<<<<

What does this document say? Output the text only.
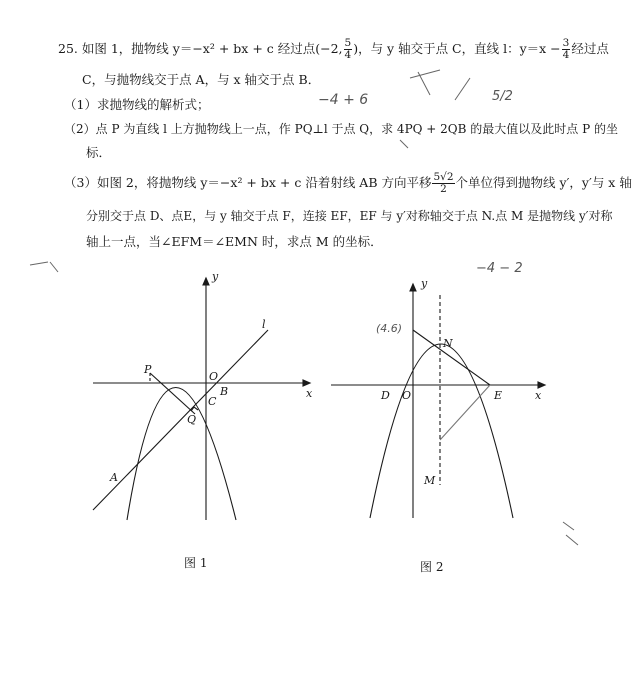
25. 如图 1，抛物线 y＝−x² + bx + c 经过点(−2, $\frac{5}{4}$ )，与 y 轴交于点 C，直线 l：$y=x - \frac{3}{4}$ 经过点
C，与抛物线交于点 A，与 x 轴交于点 B．
（1）求抛物线的解析式；
（2）点 P 为直线 l 上方抛物线上一点，作 PQ⊥l 于点 Q，求 4PQ + 2QB 的最大值以及此时点 P 的坐
标．
（3）如图 2，将抛物线 y＝−x² + bx + c 沿着射线 AB 方向平移 $\frac{5√2}{2}$ 个单位得到抛物线 y′，y′与 x 轴
分别交于点 D、点E，与 y 轴交于点 F，连接 EF，EF 与 y′对称轴交于点 N.点 M 是抛物线 y′对称
轴上一点，当∠EFM＝∠EMN 时，求点 M 的坐标．
−4 + 6	5/2
−4 − 2
y
x
l
P
O
B
C
Q
A
y
x
D O	E
N
M
(4.6)
图 1	图 2
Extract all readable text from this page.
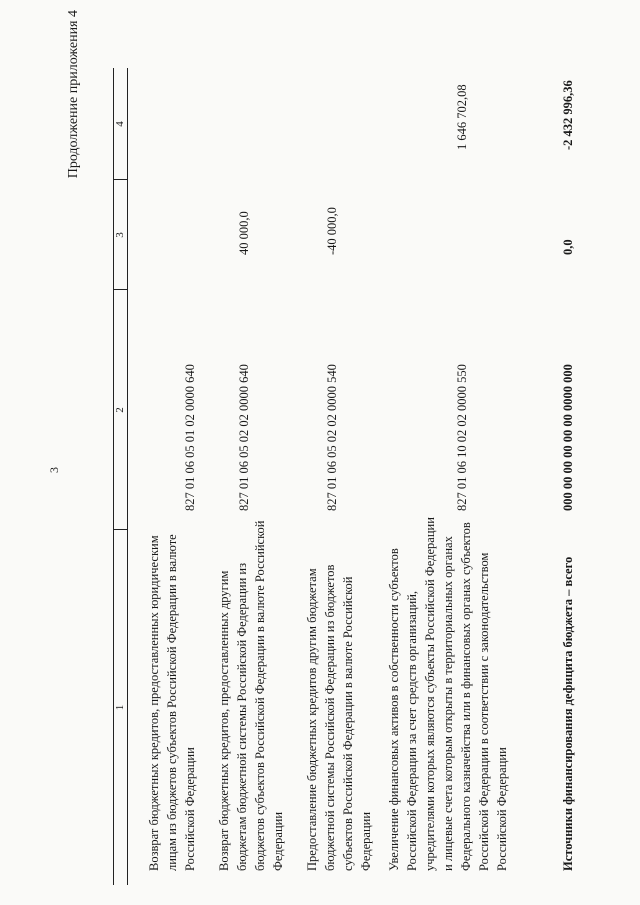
3
Продолжение приложения 4
1
2
3
4
Возврат бюджетных кредитов, предоставленных юридическим лицам из бюджетов субъектов Российской Федерации в валюте Российской Федерации
827 01 06 05 01 02 0000 640
Возврат бюджетных кредитов, предоставленных другим бюджетам бюджетной системы Российской Федерации из бюджетов субъектов Российской Федерации в валюте Российской Федерации
827 01 06 05 02 02 0000 640
40 000,0
Предоставление бюджетных кредитов другим бюджетам бюджетной системы Российской Федерации из бюджетов субъектов Российской Федерации в валюте Российской Федерации
827 01 06 05 02 02 0000 540
-40 000,0
Увеличение финансовых активов в собственности субъектов Российской Федерации за счет средств организаций, учредителями которых являются субъекты Российской Федерации и лицевые счета которым открыты в территориальных органах Федерального казначейства или в финансовых органах субъектов Российской Федерации в соответствии с законодательством Российской Федерации
827 01 06 10 02 02 0000 550
1 646 702,08
Источники финансирования дефицита бюджета – всего
000 00 00 00 00 00 0000 000
0,0
-2 432 996,36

>>>>

Copy out all of the data word for word. Do not carry over any picture.

What does this document say? Output the text only.
25. 如图 1，抛物线 y＝−x² + bx + c 经过点(−2, $\frac{5}{4}$ )，与 y 轴交于点 C，直线 l：$y=x - \frac{3}{4}$ 经过点
C，与抛物线交于点 A，与 x 轴交于点 B．
（1）求抛物线的解析式；
（2）点 P 为直线 l 上方抛物线上一点，作 PQ⊥l 于点 Q，求 4PQ + 2QB 的最大值以及此时点 P 的坐
标．
（3）如图 2，将抛物线 y＝−x² + bx + c 沿着射线 AB 方向平移 $\frac{5√2}{2}$ 个单位得到抛物线 y′，y′与 x 轴
分别交于点 D、点E，与 y 轴交于点 F，连接 EF，EF 与 y′对称轴交于点 N.点 M 是抛物线 y′对称
轴上一点，当∠EFM＝∠EMN 时，求点 M 的坐标．
−4 + 6	5/2
−4 − 2
y
x
l
P
O
B
C
Q
A
y
x
D O	E
N
M
(4.6)
图 1	图 2
Extract all readable text from this page.
3
Продолжение приложения 4
1
2
3
4
Возврат бюджетных кредитов, предоставленных юридическим лицам из бюджетов субъектов Российской Федерации в валюте Российской Федерации
827 01 06 05 01 02 0000 640
Возврат бюджетных кредитов, предоставленных другим бюджетам бюджетной системы Российской Федерации из бюджетов субъектов Российской Федерации в валюте Российской Федерации
827 01 06 05 02 02 0000 640
40 000,0
Предоставление бюджетных кредитов другим бюджетам бюджетной системы Российской Федерации из бюджетов субъектов Российской Федерации в валюте Российской Федерации
827 01 06 05 02 02 0000 540
-40 000,0
Увеличение финансовых активов в собственности субъектов Российской Федерации за счет средств организаций, учредителями которых являются субъекты Российской Федерации и лицевые счета которым открыты в территориальных органах Федерального казначейства или в финансовых органах субъектов Российской Федерации в соответствии с законодательством Российской Федерации
827 01 06 10 02 02 0000 550
1 646 702,08
Источники финансирования дефицита бюджета – всего
000 00 00 00 00 00 0000 000
0,0
-2 432 996,36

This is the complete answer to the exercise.